> **What you should do**:
For the entries below, how many lines include the word "name"? Give the figure and nothing more.

> **Provided data**:
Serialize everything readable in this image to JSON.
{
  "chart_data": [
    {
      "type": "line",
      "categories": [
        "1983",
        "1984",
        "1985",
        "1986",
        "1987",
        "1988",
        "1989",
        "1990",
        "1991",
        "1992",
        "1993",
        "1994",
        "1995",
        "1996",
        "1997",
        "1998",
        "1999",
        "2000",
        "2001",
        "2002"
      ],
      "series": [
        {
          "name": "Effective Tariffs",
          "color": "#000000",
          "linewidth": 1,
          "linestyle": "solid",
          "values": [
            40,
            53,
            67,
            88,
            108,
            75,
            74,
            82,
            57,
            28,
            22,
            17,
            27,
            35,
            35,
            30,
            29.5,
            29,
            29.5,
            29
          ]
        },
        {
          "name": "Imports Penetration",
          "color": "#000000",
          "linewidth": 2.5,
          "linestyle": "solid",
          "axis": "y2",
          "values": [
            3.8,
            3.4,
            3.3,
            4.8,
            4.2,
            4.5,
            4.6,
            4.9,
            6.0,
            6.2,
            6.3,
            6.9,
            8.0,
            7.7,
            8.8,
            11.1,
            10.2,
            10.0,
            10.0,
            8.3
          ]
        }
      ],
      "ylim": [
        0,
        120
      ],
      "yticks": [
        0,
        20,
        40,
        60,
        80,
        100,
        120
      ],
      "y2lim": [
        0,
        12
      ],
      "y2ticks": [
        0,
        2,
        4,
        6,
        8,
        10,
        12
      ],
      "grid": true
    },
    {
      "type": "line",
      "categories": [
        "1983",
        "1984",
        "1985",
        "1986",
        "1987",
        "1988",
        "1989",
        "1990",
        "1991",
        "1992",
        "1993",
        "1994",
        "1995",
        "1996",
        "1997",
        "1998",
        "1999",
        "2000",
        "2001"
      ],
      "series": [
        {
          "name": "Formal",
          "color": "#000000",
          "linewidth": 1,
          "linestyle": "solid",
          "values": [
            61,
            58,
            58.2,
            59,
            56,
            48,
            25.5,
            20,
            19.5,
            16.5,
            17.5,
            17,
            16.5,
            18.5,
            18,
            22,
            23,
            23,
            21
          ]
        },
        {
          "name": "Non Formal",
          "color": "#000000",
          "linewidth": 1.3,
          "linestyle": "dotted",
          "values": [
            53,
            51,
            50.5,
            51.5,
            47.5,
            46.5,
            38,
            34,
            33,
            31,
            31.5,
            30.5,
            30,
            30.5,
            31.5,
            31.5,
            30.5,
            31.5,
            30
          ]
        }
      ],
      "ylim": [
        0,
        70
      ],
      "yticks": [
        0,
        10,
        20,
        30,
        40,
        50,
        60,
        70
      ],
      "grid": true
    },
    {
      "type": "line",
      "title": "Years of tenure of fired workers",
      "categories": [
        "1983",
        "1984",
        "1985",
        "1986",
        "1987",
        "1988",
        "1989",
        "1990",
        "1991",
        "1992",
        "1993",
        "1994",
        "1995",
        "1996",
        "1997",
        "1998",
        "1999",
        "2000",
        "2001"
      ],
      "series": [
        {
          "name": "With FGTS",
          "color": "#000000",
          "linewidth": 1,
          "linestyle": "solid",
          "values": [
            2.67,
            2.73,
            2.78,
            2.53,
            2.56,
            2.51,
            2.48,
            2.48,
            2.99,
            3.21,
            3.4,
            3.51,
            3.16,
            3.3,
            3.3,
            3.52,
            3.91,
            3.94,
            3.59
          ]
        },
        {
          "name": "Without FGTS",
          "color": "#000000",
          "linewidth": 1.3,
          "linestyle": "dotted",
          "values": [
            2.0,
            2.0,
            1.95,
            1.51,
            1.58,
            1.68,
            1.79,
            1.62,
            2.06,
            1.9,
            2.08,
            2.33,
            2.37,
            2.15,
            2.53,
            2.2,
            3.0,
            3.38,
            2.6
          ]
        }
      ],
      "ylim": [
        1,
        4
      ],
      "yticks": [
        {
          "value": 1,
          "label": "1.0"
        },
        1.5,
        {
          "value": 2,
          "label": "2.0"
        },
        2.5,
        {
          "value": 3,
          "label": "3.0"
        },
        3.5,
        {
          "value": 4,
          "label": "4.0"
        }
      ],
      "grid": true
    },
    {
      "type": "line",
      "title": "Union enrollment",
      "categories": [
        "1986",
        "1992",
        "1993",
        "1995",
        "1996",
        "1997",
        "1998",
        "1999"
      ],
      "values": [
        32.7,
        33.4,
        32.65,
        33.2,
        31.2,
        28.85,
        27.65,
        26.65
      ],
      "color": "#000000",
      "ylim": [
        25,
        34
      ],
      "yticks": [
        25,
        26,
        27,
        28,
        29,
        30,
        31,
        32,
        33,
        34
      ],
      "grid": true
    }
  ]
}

> **Reply to the exercise**:
6